Dataset records
Begin

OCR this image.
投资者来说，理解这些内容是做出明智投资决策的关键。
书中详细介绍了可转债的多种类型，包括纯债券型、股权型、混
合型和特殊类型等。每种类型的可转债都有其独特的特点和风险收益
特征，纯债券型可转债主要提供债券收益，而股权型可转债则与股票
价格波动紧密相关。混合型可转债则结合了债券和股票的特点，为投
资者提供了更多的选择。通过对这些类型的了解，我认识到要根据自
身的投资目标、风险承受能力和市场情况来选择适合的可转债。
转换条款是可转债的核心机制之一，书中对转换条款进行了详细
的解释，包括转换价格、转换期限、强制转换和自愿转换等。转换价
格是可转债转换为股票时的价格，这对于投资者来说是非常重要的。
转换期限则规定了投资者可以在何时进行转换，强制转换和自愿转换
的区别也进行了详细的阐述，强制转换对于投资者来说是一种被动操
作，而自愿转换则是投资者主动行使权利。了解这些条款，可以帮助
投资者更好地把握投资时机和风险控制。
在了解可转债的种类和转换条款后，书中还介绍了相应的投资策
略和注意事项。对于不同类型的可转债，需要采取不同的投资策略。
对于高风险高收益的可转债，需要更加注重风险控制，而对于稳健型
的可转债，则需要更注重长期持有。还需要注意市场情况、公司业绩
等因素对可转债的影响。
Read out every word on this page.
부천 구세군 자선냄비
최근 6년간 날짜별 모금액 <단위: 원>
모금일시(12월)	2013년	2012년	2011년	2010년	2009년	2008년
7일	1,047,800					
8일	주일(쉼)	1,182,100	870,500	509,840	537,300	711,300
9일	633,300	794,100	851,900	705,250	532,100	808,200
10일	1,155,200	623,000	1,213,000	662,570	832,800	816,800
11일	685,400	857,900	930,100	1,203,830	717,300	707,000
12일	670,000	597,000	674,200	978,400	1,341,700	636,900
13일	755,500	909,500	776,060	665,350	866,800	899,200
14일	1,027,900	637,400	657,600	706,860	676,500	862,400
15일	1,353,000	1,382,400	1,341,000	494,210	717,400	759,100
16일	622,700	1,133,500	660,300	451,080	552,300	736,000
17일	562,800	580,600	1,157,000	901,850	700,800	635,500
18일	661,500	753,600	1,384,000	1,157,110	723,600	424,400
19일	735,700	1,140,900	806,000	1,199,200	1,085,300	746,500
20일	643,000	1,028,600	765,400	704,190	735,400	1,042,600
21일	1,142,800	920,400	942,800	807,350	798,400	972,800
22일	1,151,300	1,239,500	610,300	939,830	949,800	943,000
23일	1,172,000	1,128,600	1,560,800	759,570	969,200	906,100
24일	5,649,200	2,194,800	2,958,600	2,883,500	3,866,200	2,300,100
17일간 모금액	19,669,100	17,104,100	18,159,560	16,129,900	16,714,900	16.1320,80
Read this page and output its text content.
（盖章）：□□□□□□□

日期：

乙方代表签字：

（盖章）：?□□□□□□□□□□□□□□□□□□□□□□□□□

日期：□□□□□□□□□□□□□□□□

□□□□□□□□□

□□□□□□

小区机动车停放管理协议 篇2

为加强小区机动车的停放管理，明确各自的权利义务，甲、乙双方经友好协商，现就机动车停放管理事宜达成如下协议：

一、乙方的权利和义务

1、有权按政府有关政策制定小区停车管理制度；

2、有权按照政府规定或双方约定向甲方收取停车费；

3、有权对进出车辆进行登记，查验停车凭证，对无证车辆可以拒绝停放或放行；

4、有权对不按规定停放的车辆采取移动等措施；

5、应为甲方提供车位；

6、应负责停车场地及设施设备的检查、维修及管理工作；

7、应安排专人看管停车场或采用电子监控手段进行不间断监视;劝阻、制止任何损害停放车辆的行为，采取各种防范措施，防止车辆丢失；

End

• What the task requires
Above are the records; copy all of them exactly.

• The completed task
OCR this image.
投资者来说，理解这些内容是做出明智投资决策的关键。
书中详细介绍了可转债的多种类型，包括纯债券型、股权型、混
合型和特殊类型等。每种类型的可转债都有其独特的特点和风险收益
特征，纯债券型可转债主要提供债券收益，而股权型可转债则与股票
价格波动紧密相关。混合型可转债则结合了债券和股票的特点，为投
资者提供了更多的选择。通过对这些类型的了解，我认识到要根据自
身的投资目标、风险承受能力和市场情况来选择适合的可转债。
转换条款是可转债的核心机制之一，书中对转换条款进行了详细
的解释，包括转换价格、转换期限、强制转换和自愿转换等。转换价
格是可转债转换为股票时的价格，这对于投资者来说是非常重要的。
转换期限则规定了投资者可以在何时进行转换，强制转换和自愿转换
的区别也进行了详细的阐述，强制转换对于投资者来说是一种被动操
作，而自愿转换则是投资者主动行使权利。了解这些条款，可以帮助
投资者更好地把握投资时机和风险控制。
在了解可转债的种类和转换条款后，书中还介绍了相应的投资策
略和注意事项。对于不同类型的可转债，需要采取不同的投资策略。
对于高风险高收益的可转债，需要更加注重风险控制，而对于稳健型
的可转债，则需要更注重长期持有。还需要注意市场情况、公司业绩
等因素对可转债的影响。
Read out every word on this page.
부천 구세군 자선냄비
최근 6년간 날짜별 모금액 <단위: 원>
모금일시(12월)	2013년	2012년	2011년	2010년	2009년	2008년
7일	1,047,800					
8일	주일(쉼)	1,182,100	870,500	509,840	537,300	711,300
9일	633,300	794,100	851,900	705,250	532,100	808,200
10일	1,155,200	623,000	1,213,000	662,570	832,800	816,800
11일	685,400	857,900	930,100	1,203,830	717,300	707,000
12일	670,000	597,000	674,200	978,400	1,341,700	636,900
13일	755,500	909,500	776,060	665,350	866,800	899,200
14일	1,027,900	637,400	657,600	706,860	676,500	862,400
15일	1,353,000	1,382,400	1,341,000	494,210	717,400	759,100
16일	622,700	1,133,500	660,300	451,080	552,300	736,000
17일	562,800	580,600	1,157,000	901,850	700,800	635,500
18일	661,500	753,600	1,384,000	1,157,110	723,600	424,400
19일	735,700	1,140,900	806,000	1,199,200	1,085,300	746,500
20일	643,000	1,028,600	765,400	704,190	735,400	1,042,600
21일	1,142,800	920,400	942,800	807,350	798,400	972,800
22일	1,151,300	1,239,500	610,300	939,830	949,800	943,000
23일	1,172,000	1,128,600	1,560,800	759,570	969,200	906,100
24일	5,649,200	2,194,800	2,958,600	2,883,500	3,866,200	2,300,100
17일간 모금액	19,669,100	17,104,100	18,159,560	16,129,900	16,714,900	16.1320,80
Read this page and output its text content.
（盖章）：□□□□□□□

日期：

乙方代表签字：

（盖章）：?□□□□□□□□□□□□□□□□□□□□□□□□□

日期：□□□□□□□□□□□□□□□□

□□□□□□□□□

□□□□□□

小区机动车停放管理协议 篇2

为加强小区机动车的停放管理，明确各自的权利义务，甲、乙双方经友好协商，现就机动车停放管理事宜达成如下协议：

一、乙方的权利和义务

1、有权按政府有关政策制定小区停车管理制度；

2、有权按照政府规定或双方约定向甲方收取停车费；

3、有权对进出车辆进行登记，查验停车凭证，对无证车辆可以拒绝停放或放行；

4、有权对不按规定停放的车辆采取移动等措施；

5、应为甲方提供车位；

6、应负责停车场地及设施设备的检查、维修及管理工作；

7、应安排专人看管停车场或采用电子监控手段进行不间断监视;劝阻、制止任何损害停放车辆的行为，采取各种防范措施，防止车辆丢失；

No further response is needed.